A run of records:
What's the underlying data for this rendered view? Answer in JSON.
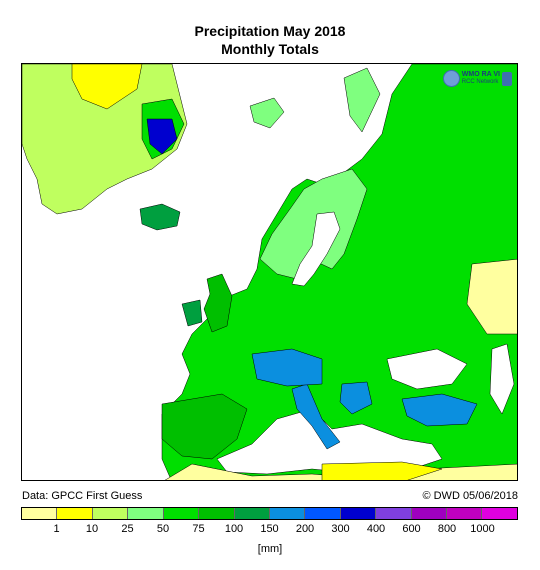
{
  "title": "Precipitation May 2018",
  "subtitle": "Monthly Totals",
  "logo": {
    "line1": "WMO RA VI",
    "line2": "RCC Network"
  },
  "source": "Data: GPCC First Guess",
  "credit": "© DWD 05/06/2018",
  "legend": {
    "unit": "[mm]",
    "ticks": [
      "1",
      "10",
      "25",
      "50",
      "75",
      "100",
      "150",
      "200",
      "300",
      "400",
      "600",
      "800",
      "1000"
    ],
    "colors": [
      "#ffff9f",
      "#ffff00",
      "#bfff5f",
      "#7fff7f",
      "#00df00",
      "#00bf00",
      "#009f3f",
      "#0b8fdf",
      "#0057ff",
      "#0000cf",
      "#7f3fdf",
      "#9f00bf",
      "#bf00bf",
      "#df00df"
    ]
  },
  "map_colors": {
    "sea": "#ffffff",
    "very_dry": "#ffff9f",
    "dry": "#ffff00",
    "light": "#bfff5f",
    "moderate": "#7fff7f",
    "green": "#00df00",
    "dark_green": "#00bf00",
    "teal": "#009f3f",
    "blue": "#0b8fdf",
    "dark_blue": "#0000cf",
    "border": "#000000"
  }
}
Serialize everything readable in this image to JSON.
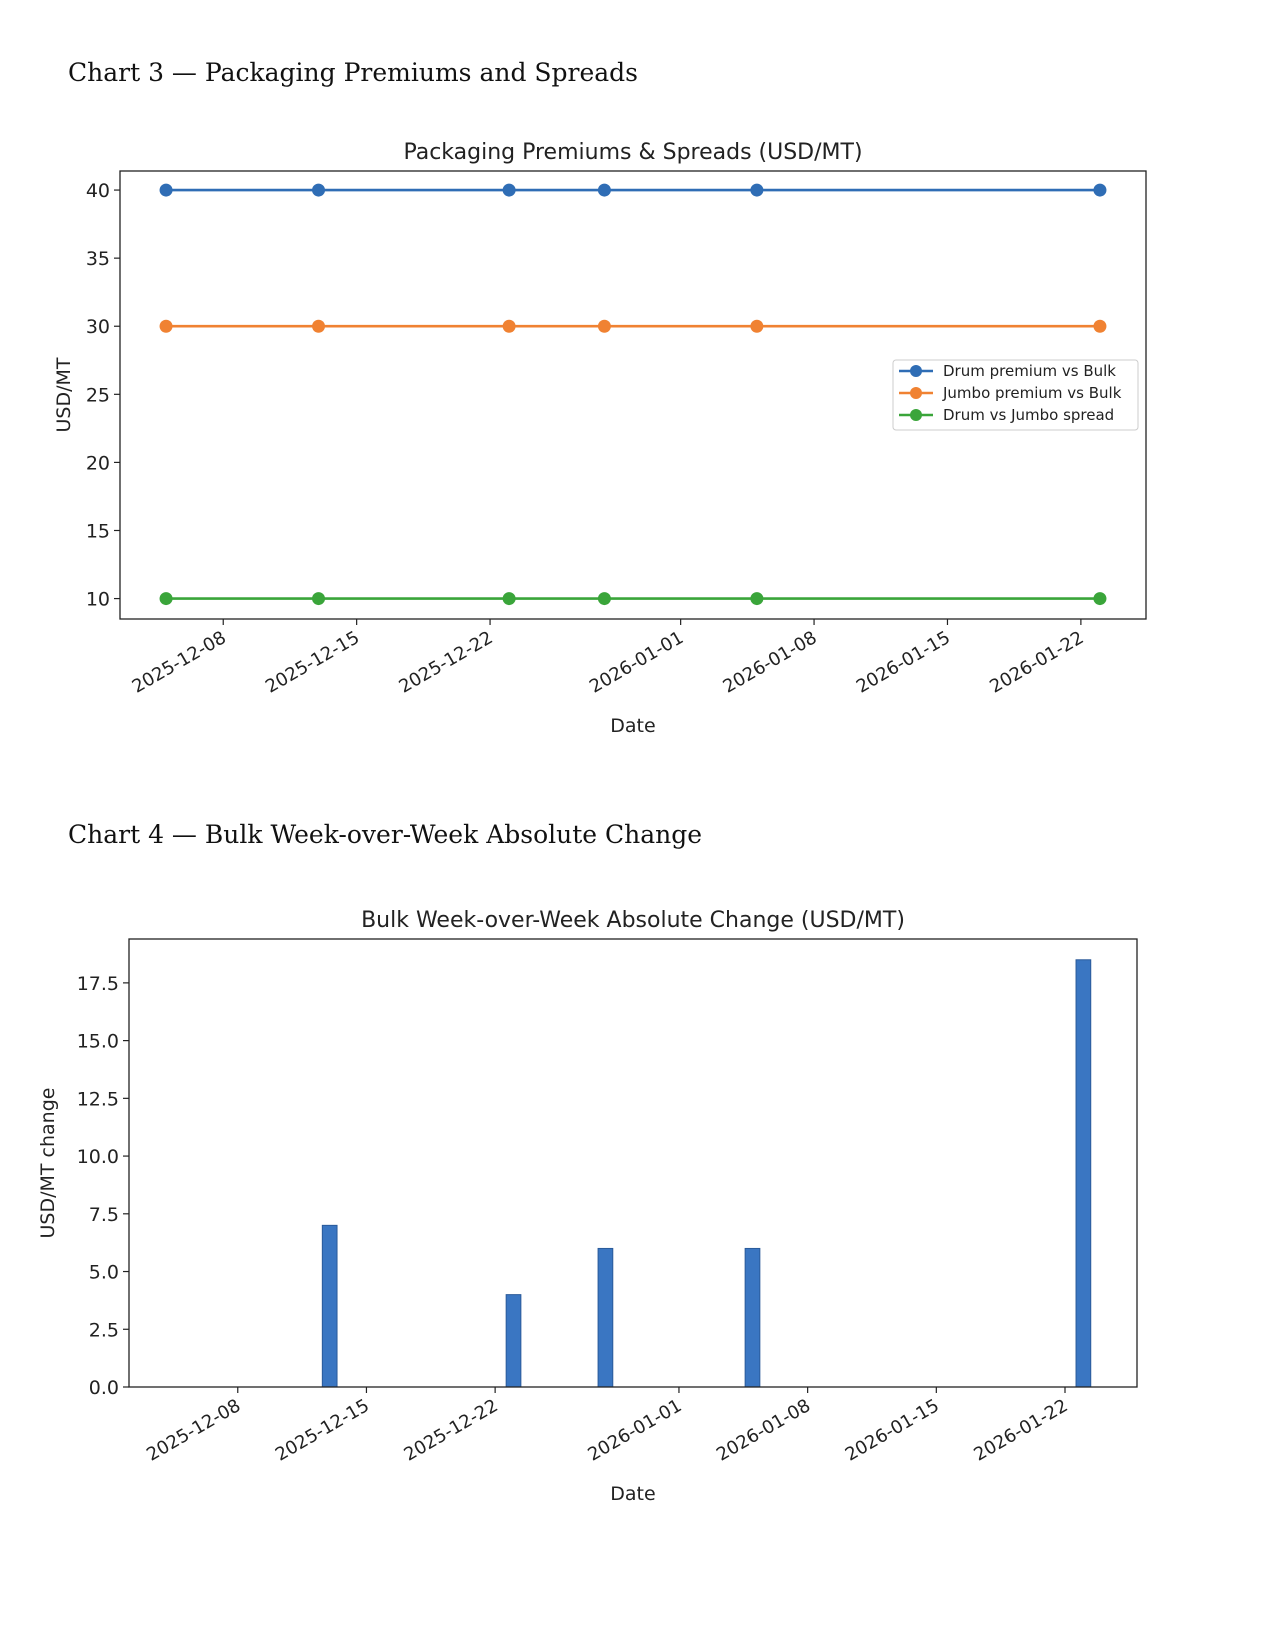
{
  "headings": {
    "chart3": "Chart 3 — Packaging Premiums and Spreads",
    "chart4": "Chart 4 — Bulk Week-over-Week Absolute Change"
  },
  "chart_data": [
    {
      "type": "line",
      "title": "Packaging Premiums & Spreads (USD/MT)",
      "xlabel": "Date",
      "ylabel": "USD/MT",
      "x": [
        "2025-12-05",
        "2025-12-13",
        "2025-12-23",
        "2025-12-28",
        "2026-01-05",
        "2026-01-23"
      ],
      "xticks": [
        "2025-12-08",
        "2025-12-15",
        "2025-12-22",
        "2026-01-01",
        "2026-01-08",
        "2026-01-15",
        "2026-01-22"
      ],
      "yticks": [
        10,
        15,
        20,
        25,
        30,
        35,
        40
      ],
      "ylim": [
        8.5,
        41.4
      ],
      "xlim": [
        "2025-12-02T14:00",
        "2026-01-25T10:00"
      ],
      "legend": "center-right",
      "grid": false,
      "series": [
        {
          "name": "Drum premium vs Bulk",
          "color": "#2f6db5",
          "values": [
            40,
            40,
            40,
            40,
            40,
            40
          ]
        },
        {
          "name": "Jumbo premium vs Bulk",
          "color": "#f08232",
          "values": [
            30,
            30,
            30,
            30,
            30,
            30
          ]
        },
        {
          "name": "Drum vs Jumbo spread",
          "color": "#3aa53a",
          "values": [
            10,
            10,
            10,
            10,
            10,
            10
          ]
        }
      ]
    },
    {
      "type": "bar",
      "title": "Bulk Week-over-Week Absolute Change (USD/MT)",
      "xlabel": "Date",
      "ylabel": "USD/MT change",
      "x": [
        "2025-12-05",
        "2025-12-13",
        "2025-12-23",
        "2025-12-28",
        "2026-01-05",
        "2026-01-23"
      ],
      "values": [
        0,
        7,
        4,
        6,
        6,
        18.5
      ],
      "color": "#3a76c2",
      "xticks": [
        "2025-12-08",
        "2025-12-15",
        "2025-12-22",
        "2026-01-01",
        "2026-01-08",
        "2026-01-15",
        "2026-01-22"
      ],
      "yticks": [
        "0.0",
        "2.5",
        "5.0",
        "7.5",
        "10.0",
        "12.5",
        "15.0",
        "17.5"
      ],
      "ylim": [
        0,
        19.4
      ],
      "xlim": [
        "2025-12-02T02:00",
        "2026-01-25T22:00"
      ],
      "grid": false
    }
  ]
}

### WHAT THE TASK ASKS
Say how many lines of the data include the string "JSON". Nothing other than the number should be given.

### WRITTEN RESPONSE
2